*TASK DETAILS*. For the listing below, give the count of lines containing the string "position" and nothing else.

----

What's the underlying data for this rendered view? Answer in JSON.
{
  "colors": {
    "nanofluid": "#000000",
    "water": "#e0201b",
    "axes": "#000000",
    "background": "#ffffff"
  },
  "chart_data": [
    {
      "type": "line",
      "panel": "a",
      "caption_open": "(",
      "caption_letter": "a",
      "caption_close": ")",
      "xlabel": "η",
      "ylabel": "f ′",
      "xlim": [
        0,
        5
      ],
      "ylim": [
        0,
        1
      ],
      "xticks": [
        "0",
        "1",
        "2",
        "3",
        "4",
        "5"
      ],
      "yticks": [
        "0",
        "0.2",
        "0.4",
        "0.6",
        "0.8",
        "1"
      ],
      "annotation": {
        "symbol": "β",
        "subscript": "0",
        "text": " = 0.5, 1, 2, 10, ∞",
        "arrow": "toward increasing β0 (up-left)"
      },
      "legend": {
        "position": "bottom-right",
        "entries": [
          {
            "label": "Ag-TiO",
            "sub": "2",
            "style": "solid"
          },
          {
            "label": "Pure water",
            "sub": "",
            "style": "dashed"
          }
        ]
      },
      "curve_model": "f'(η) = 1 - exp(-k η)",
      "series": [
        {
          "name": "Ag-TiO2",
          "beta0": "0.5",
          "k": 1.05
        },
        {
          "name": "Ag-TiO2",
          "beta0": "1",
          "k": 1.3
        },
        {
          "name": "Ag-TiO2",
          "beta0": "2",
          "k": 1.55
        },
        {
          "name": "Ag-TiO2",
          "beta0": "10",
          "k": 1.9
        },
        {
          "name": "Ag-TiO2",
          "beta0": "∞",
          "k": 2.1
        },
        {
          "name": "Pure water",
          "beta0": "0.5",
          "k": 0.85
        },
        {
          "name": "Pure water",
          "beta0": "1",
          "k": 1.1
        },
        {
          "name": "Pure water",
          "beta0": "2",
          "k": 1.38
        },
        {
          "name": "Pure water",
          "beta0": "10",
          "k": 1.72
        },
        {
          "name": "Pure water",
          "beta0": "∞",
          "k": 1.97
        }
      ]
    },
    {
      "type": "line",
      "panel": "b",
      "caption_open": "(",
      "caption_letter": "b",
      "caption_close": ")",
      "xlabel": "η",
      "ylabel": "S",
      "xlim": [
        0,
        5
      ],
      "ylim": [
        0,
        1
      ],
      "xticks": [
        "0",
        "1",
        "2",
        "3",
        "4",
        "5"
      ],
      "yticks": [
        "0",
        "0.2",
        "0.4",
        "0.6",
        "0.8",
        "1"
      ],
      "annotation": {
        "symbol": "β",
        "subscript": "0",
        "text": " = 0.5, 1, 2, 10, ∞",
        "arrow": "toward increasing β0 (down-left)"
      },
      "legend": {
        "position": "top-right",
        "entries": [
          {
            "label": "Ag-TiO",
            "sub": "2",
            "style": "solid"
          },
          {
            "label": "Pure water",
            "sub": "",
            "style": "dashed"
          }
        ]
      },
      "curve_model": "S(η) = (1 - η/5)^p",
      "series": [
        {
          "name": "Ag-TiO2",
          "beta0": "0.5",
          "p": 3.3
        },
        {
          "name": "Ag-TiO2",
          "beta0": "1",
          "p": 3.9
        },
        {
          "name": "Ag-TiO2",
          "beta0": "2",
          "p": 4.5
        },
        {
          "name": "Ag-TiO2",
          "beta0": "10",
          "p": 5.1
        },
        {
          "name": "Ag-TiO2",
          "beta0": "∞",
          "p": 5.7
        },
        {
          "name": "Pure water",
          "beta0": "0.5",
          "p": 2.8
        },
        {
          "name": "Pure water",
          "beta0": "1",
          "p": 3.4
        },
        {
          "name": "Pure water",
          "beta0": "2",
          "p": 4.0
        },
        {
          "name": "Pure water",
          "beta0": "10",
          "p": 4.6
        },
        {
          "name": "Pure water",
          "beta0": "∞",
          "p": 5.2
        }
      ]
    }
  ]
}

----

*EXERCISE ANSWER*. 2